→ **OBJECTIVE**
Write out each record again exactly as it stands.

[START SOURCE RECORDS]

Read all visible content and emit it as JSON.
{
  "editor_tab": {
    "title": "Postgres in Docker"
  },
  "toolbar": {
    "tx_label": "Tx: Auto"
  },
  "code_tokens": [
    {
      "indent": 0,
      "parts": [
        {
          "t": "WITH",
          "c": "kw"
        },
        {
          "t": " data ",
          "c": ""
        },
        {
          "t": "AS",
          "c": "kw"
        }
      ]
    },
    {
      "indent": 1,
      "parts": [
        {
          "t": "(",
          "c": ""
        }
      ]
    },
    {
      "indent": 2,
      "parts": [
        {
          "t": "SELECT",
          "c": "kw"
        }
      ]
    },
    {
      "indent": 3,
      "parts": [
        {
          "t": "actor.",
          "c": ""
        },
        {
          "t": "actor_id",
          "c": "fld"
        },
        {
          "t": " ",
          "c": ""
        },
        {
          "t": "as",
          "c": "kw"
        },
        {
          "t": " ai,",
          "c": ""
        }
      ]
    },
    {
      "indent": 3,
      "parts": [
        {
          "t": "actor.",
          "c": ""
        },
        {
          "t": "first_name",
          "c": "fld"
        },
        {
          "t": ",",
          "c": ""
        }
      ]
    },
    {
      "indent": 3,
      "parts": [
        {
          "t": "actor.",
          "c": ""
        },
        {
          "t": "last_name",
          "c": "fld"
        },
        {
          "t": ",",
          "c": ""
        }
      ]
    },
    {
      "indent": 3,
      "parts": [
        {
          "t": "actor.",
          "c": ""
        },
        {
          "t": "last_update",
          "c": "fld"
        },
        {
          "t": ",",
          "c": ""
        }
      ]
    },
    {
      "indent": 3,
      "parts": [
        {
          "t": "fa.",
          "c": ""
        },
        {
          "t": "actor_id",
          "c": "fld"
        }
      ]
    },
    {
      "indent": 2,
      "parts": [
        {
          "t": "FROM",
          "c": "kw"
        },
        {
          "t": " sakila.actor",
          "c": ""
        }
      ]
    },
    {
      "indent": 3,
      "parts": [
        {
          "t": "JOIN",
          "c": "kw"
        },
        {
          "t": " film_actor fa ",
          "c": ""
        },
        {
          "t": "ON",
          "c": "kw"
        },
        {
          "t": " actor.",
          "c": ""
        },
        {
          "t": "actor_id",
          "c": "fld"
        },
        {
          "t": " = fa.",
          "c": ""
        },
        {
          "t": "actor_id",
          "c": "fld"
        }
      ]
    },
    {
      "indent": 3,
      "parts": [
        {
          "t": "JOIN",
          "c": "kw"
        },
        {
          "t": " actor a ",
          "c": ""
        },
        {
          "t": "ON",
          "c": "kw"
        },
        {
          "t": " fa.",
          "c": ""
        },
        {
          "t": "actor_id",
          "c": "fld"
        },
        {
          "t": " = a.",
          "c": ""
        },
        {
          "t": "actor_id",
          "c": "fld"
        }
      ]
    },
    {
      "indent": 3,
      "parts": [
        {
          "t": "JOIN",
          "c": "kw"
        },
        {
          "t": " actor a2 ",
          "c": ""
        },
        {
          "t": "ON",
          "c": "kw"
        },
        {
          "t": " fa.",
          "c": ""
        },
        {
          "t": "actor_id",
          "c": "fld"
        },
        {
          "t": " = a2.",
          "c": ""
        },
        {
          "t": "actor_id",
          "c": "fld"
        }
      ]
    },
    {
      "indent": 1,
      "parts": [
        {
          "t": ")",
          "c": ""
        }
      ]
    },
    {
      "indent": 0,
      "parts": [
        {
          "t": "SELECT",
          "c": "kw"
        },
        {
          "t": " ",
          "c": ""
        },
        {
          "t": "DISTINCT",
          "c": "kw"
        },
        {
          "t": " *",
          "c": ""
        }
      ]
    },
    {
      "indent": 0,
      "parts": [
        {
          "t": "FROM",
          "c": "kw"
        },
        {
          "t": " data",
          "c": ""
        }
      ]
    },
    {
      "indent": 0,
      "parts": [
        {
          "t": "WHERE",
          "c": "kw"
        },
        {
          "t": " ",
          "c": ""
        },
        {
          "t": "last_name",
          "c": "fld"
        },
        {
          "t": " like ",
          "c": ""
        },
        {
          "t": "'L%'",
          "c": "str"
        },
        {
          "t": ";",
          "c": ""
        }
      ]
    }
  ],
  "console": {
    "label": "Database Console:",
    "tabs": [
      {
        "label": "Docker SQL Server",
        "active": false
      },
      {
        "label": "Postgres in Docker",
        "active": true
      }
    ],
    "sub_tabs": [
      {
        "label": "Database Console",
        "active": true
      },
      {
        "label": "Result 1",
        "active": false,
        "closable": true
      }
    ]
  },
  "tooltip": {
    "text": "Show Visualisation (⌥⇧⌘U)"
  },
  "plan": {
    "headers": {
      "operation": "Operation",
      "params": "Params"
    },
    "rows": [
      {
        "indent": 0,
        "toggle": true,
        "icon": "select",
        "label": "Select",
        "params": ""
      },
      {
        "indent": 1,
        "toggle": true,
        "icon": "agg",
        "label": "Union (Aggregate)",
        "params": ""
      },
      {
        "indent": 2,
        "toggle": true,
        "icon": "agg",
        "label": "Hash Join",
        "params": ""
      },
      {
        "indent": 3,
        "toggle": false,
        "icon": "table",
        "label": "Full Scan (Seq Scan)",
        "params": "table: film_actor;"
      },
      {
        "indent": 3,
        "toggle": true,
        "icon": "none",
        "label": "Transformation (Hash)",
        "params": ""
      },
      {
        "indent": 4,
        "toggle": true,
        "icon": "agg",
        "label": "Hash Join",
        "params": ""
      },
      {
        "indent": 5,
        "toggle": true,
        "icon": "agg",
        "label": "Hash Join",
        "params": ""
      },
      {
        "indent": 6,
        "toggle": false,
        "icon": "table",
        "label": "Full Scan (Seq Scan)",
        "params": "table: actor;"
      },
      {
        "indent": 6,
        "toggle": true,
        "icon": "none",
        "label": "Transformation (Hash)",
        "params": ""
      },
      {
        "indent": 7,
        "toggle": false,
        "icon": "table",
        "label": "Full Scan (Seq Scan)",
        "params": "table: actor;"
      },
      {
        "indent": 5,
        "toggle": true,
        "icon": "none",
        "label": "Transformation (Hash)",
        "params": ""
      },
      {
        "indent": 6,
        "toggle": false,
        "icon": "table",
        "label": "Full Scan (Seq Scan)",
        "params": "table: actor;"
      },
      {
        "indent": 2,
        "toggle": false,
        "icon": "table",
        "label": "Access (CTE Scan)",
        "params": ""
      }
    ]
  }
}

[END SOURCE RECORDS]

→ **TASK OUTPUT**
Read all visible content and emit it as JSON.
{
  "editor_tab": {
    "title": "Postgres in Docker"
  },
  "toolbar": {
    "tx_label": "Tx: Auto"
  },
  "code_tokens": [
    {
      "indent": 0,
      "parts": [
        {
          "t": "WITH",
          "c": "kw"
        },
        {
          "t": " data ",
          "c": ""
        },
        {
          "t": "AS",
          "c": "kw"
        }
      ]
    },
    {
      "indent": 1,
      "parts": [
        {
          "t": "(",
          "c": ""
        }
      ]
    },
    {
      "indent": 2,
      "parts": [
        {
          "t": "SELECT",
          "c": "kw"
        }
      ]
    },
    {
      "indent": 3,
      "parts": [
        {
          "t": "actor.",
          "c": ""
        },
        {
          "t": "actor_id",
          "c": "fld"
        },
        {
          "t": " ",
          "c": ""
        },
        {
          "t": "as",
          "c": "kw"
        },
        {
          "t": " ai,",
          "c": ""
        }
      ]
    },
    {
      "indent": 3,
      "parts": [
        {
          "t": "actor.",
          "c": ""
        },
        {
          "t": "first_name",
          "c": "fld"
        },
        {
          "t": ",",
          "c": ""
        }
      ]
    },
    {
      "indent": 3,
      "parts": [
        {
          "t": "actor.",
          "c": ""
        },
        {
          "t": "last_name",
          "c": "fld"
        },
        {
          "t": ",",
          "c": ""
        }
      ]
    },
    {
      "indent": 3,
      "parts": [
        {
          "t": "actor.",
          "c": ""
        },
        {
          "t": "last_update",
          "c": "fld"
        },
        {
          "t": ",",
          "c": ""
        }
      ]
    },
    {
      "indent": 3,
      "parts": [
        {
          "t": "fa.",
          "c": ""
        },
        {
          "t": "actor_id",
          "c": "fld"
        }
      ]
    },
    {
      "indent": 2,
      "parts": [
        {
          "t": "FROM",
          "c": "kw"
        },
        {
          "t": " sakila.actor",
          "c": ""
        }
      ]
    },
    {
      "indent": 3,
      "parts": [
        {
          "t": "JOIN",
          "c": "kw"
        },
        {
          "t": " film_actor fa ",
          "c": ""
        },
        {
          "t": "ON",
          "c": "kw"
        },
        {
          "t": " actor.",
          "c": ""
        },
        {
          "t": "actor_id",
          "c": "fld"
        },
        {
          "t": " = fa.",
          "c": ""
        },
        {
          "t": "actor_id",
          "c": "fld"
        }
      ]
    },
    {
      "indent": 3,
      "parts": [
        {
          "t": "JOIN",
          "c": "kw"
        },
        {
          "t": " actor a ",
          "c": ""
        },
        {
          "t": "ON",
          "c": "kw"
        },
        {
          "t": " fa.",
          "c": ""
        },
        {
          "t": "actor_id",
          "c": "fld"
        },
        {
          "t": " = a.",
          "c": ""
        },
        {
          "t": "actor_id",
          "c": "fld"
        }
      ]
    },
    {
      "indent": 3,
      "parts": [
        {
          "t": "JOIN",
          "c": "kw"
        },
        {
          "t": " actor a2 ",
          "c": ""
        },
        {
          "t": "ON",
          "c": "kw"
        },
        {
          "t": " fa.",
          "c": ""
        },
        {
          "t": "actor_id",
          "c": "fld"
        },
        {
          "t": " = a2.",
          "c": ""
        },
        {
          "t": "actor_id",
          "c": "fld"
        }
      ]
    },
    {
      "indent": 1,
      "parts": [
        {
          "t": ")",
          "c": ""
        }
      ]
    },
    {
      "indent": 0,
      "parts": [
        {
          "t": "SELECT",
          "c": "kw"
        },
        {
          "t": " ",
          "c": ""
        },
        {
          "t": "DISTINCT",
          "c": "kw"
        },
        {
          "t": " *",
          "c": ""
        }
      ]
    },
    {
      "indent": 0,
      "parts": [
        {
          "t": "FROM",
          "c": "kw"
        },
        {
          "t": " data",
          "c": ""
        }
      ]
    },
    {
      "indent": 0,
      "parts": [
        {
          "t": "WHERE",
          "c": "kw"
        },
        {
          "t": " ",
          "c": ""
        },
        {
          "t": "last_name",
          "c": "fld"
        },
        {
          "t": " like ",
          "c": ""
        },
        {
          "t": "'L%'",
          "c": "str"
        },
        {
          "t": ";",
          "c": ""
        }
      ]
    }
  ],
  "console": {
    "label": "Database Console:",
    "tabs": [
      {
        "label": "Docker SQL Server",
        "active": false
      },
      {
        "label": "Postgres in Docker",
        "active": true
      }
    ],
    "sub_tabs": [
      {
        "label": "Database Console",
        "active": true
      },
      {
        "label": "Result 1",
        "active": false,
        "closable": true
      }
    ]
  },
  "tooltip": {
    "text": "Show Visualisation (⌥⇧⌘U)"
  },
  "plan": {
    "headers": {
      "operation": "Operation",
      "params": "Params"
    },
    "rows": [
      {
        "indent": 0,
        "toggle": true,
        "icon": "select",
        "label": "Select",
        "params": ""
      },
      {
        "indent": 1,
        "toggle": true,
        "icon": "agg",
        "label": "Union (Aggregate)",
        "params": ""
      },
      {
        "indent": 2,
        "toggle": true,
        "icon": "agg",
        "label": "Hash Join",
        "params": ""
      },
      {
        "indent": 3,
        "toggle": false,
        "icon": "table",
        "label": "Full Scan (Seq Scan)",
        "params": "table: film_actor;"
      },
      {
        "indent": 3,
        "toggle": true,
        "icon": "none",
        "label": "Transformation (Hash)",
        "params": ""
      },
      {
        "indent": 4,
        "toggle": true,
        "icon": "agg",
        "label": "Hash Join",
        "params": ""
      },
      {
        "indent": 5,
        "toggle": true,
        "icon": "agg",
        "label": "Hash Join",
        "params": ""
      },
      {
        "indent": 6,
        "toggle": false,
        "icon": "table",
        "label": "Full Scan (Seq Scan)",
        "params": "table: actor;"
      },
      {
        "indent": 6,
        "toggle": true,
        "icon": "none",
        "label": "Transformation (Hash)",
        "params": ""
      },
      {
        "indent": 7,
        "toggle": false,
        "icon": "table",
        "label": "Full Scan (Seq Scan)",
        "params": "table: actor;"
      },
      {
        "indent": 5,
        "toggle": true,
        "icon": "none",
        "label": "Transformation (Hash)",
        "params": ""
      },
      {
        "indent": 6,
        "toggle": false,
        "icon": "table",
        "label": "Full Scan (Seq Scan)",
        "params": "table: actor;"
      },
      {
        "indent": 2,
        "toggle": false,
        "icon": "table",
        "label": "Access (CTE Scan)",
        "params": ""
      }
    ]
  }
}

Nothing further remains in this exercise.